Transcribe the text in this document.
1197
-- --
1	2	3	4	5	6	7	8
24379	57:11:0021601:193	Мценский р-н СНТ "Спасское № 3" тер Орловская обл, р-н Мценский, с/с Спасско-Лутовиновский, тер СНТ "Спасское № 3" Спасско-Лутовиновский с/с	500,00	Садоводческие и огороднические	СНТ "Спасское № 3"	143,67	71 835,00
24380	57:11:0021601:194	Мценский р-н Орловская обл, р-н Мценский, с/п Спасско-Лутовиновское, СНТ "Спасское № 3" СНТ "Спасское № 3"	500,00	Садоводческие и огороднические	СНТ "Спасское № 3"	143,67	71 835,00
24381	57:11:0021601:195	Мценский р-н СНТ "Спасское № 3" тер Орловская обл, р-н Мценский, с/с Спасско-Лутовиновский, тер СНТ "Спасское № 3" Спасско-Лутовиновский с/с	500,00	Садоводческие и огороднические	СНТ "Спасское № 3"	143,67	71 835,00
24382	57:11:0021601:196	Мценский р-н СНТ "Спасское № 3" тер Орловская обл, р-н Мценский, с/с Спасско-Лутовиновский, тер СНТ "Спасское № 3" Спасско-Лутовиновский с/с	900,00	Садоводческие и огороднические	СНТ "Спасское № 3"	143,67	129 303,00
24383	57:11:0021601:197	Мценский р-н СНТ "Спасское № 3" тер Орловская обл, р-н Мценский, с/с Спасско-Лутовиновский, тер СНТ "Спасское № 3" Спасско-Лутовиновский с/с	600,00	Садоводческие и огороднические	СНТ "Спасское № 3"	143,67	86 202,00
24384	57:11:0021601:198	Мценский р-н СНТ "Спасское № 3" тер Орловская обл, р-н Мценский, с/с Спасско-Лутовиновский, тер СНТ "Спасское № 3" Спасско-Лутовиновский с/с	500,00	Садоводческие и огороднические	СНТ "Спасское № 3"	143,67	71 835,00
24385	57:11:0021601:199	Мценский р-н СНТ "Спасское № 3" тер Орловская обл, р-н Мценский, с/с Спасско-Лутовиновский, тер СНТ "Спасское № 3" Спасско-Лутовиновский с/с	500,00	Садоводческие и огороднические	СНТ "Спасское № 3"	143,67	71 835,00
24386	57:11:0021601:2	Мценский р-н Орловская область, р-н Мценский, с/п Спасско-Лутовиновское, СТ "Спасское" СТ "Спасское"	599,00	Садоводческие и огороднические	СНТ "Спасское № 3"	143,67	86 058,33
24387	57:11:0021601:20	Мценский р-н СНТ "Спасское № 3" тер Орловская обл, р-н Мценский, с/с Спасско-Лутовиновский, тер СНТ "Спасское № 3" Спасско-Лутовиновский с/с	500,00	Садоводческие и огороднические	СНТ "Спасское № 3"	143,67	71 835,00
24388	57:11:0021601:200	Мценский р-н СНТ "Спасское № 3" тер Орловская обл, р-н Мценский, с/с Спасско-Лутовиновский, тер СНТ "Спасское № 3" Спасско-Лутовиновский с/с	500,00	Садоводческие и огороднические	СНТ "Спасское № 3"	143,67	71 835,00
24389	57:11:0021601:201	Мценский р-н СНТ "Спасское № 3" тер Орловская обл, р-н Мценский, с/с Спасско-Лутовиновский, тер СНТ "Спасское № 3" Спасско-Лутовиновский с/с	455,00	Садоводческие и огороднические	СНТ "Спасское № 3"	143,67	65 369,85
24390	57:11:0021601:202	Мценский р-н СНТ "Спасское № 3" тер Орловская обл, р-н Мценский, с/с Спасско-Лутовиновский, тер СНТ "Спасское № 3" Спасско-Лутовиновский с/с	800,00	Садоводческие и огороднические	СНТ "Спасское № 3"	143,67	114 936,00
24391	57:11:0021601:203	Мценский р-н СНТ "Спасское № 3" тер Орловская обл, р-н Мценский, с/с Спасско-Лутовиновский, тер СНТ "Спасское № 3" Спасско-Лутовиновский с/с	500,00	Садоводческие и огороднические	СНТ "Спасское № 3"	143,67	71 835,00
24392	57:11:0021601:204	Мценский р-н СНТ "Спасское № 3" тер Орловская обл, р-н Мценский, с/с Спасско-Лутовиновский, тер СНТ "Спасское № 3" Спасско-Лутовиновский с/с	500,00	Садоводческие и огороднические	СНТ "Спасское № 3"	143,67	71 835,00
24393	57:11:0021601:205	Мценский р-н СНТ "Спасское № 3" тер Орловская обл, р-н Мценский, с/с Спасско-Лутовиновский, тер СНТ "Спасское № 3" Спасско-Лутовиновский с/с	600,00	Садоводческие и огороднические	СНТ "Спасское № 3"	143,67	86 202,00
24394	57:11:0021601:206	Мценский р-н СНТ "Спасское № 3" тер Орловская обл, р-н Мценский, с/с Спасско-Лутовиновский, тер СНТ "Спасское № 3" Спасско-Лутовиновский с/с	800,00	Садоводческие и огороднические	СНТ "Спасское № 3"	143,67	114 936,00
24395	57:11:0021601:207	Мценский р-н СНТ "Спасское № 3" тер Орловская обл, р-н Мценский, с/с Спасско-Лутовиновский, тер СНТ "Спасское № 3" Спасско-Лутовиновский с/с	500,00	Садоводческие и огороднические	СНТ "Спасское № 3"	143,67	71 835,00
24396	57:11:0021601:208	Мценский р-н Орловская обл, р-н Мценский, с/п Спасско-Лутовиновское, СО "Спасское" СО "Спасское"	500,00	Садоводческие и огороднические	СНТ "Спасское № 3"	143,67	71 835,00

**Work required**. Produce an exact copy of all the records.

**Worked answer**.
Transcribe the text in this document.
1197
-- --
1	2	3	4	5	6	7	8
24379	57:11:0021601:193	Мценский р-н СНТ "Спасское № 3" тер Орловская обл, р-н Мценский, с/с Спасско-Лутовиновский, тер СНТ "Спасское № 3" Спасско-Лутовиновский с/с	500,00	Садоводческие и огороднические	СНТ "Спасское № 3"	143,67	71 835,00
24380	57:11:0021601:194	Мценский р-н Орловская обл, р-н Мценский, с/п Спасско-Лутовиновское, СНТ "Спасское № 3" СНТ "Спасское № 3"	500,00	Садоводческие и огороднические	СНТ "Спасское № 3"	143,67	71 835,00
24381	57:11:0021601:195	Мценский р-н СНТ "Спасское № 3" тер Орловская обл, р-н Мценский, с/с Спасско-Лутовиновский, тер СНТ "Спасское № 3" Спасско-Лутовиновский с/с	500,00	Садоводческие и огороднические	СНТ "Спасское № 3"	143,67	71 835,00
24382	57:11:0021601:196	Мценский р-н СНТ "Спасское № 3" тер Орловская обл, р-н Мценский, с/с Спасско-Лутовиновский, тер СНТ "Спасское № 3" Спасско-Лутовиновский с/с	900,00	Садоводческие и огороднические	СНТ "Спасское № 3"	143,67	129 303,00
24383	57:11:0021601:197	Мценский р-н СНТ "Спасское № 3" тер Орловская обл, р-н Мценский, с/с Спасско-Лутовиновский, тер СНТ "Спасское № 3" Спасско-Лутовиновский с/с	600,00	Садоводческие и огороднические	СНТ "Спасское № 3"	143,67	86 202,00
24384	57:11:0021601:198	Мценский р-н СНТ "Спасское № 3" тер Орловская обл, р-н Мценский, с/с Спасско-Лутовиновский, тер СНТ "Спасское № 3" Спасско-Лутовиновский с/с	500,00	Садоводческие и огороднические	СНТ "Спасское № 3"	143,67	71 835,00
24385	57:11:0021601:199	Мценский р-н СНТ "Спасское № 3" тер Орловская обл, р-н Мценский, с/с Спасско-Лутовиновский, тер СНТ "Спасское № 3" Спасско-Лутовиновский с/с	500,00	Садоводческие и огороднические	СНТ "Спасское № 3"	143,67	71 835,00
24386	57:11:0021601:2	Мценский р-н Орловская область, р-н Мценский, с/п Спасско-Лутовиновское, СТ "Спасское" СТ "Спасское"	599,00	Садоводческие и огороднические	СНТ "Спасское № 3"	143,67	86 058,33
24387	57:11:0021601:20	Мценский р-н СНТ "Спасское № 3" тер Орловская обл, р-н Мценский, с/с Спасско-Лутовиновский, тер СНТ "Спасское № 3" Спасско-Лутовиновский с/с	500,00	Садоводческие и огороднические	СНТ "Спасское № 3"	143,67	71 835,00
24388	57:11:0021601:200	Мценский р-н СНТ "Спасское № 3" тер Орловская обл, р-н Мценский, с/с Спасско-Лутовиновский, тер СНТ "Спасское № 3" Спасско-Лутовиновский с/с	500,00	Садоводческие и огороднические	СНТ "Спасское № 3"	143,67	71 835,00
24389	57:11:0021601:201	Мценский р-н СНТ "Спасское № 3" тер Орловская обл, р-н Мценский, с/с Спасско-Лутовиновский, тер СНТ "Спасское № 3" Спасско-Лутовиновский с/с	455,00	Садоводческие и огороднические	СНТ "Спасское № 3"	143,67	65 369,85
24390	57:11:0021601:202	Мценский р-н СНТ "Спасское № 3" тер Орловская обл, р-н Мценский, с/с Спасско-Лутовиновский, тер СНТ "Спасское № 3" Спасско-Лутовиновский с/с	800,00	Садоводческие и огороднические	СНТ "Спасское № 3"	143,67	114 936,00
24391	57:11:0021601:203	Мценский р-н СНТ "Спасское № 3" тер Орловская обл, р-н Мценский, с/с Спасско-Лутовиновский, тер СНТ "Спасское № 3" Спасско-Лутовиновский с/с	500,00	Садоводческие и огороднические	СНТ "Спасское № 3"	143,67	71 835,00
24392	57:11:0021601:204	Мценский р-н СНТ "Спасское № 3" тер Орловская обл, р-н Мценский, с/с Спасско-Лутовиновский, тер СНТ "Спасское № 3" Спасско-Лутовиновский с/с	500,00	Садоводческие и огороднические	СНТ "Спасское № 3"	143,67	71 835,00
24393	57:11:0021601:205	Мценский р-н СНТ "Спасское № 3" тер Орловская обл, р-н Мценский, с/с Спасско-Лутовиновский, тер СНТ "Спасское № 3" Спасско-Лутовиновский с/с	600,00	Садоводческие и огороднические	СНТ "Спасское № 3"	143,67	86 202,00
24394	57:11:0021601:206	Мценский р-н СНТ "Спасское № 3" тер Орловская обл, р-н Мценский, с/с Спасско-Лутовиновский, тер СНТ "Спасское № 3" Спасско-Лутовиновский с/с	800,00	Садоводческие и огороднические	СНТ "Спасское № 3"	143,67	114 936,00
24395	57:11:0021601:207	Мценский р-н СНТ "Спасское № 3" тер Орловская обл, р-н Мценский, с/с Спасско-Лутовиновский, тер СНТ "Спасское № 3" Спасско-Лутовиновский с/с	500,00	Садоводческие и огороднические	СНТ "Спасское № 3"	143,67	71 835,00
24396	57:11:0021601:208	Мценский р-н Орловская обл, р-н Мценский, с/п Спасско-Лутовиновское, СО "Спасское" СО "Спасское"	500,00	Садоводческие и огороднические	СНТ "Спасское № 3"	143,67	71 835,00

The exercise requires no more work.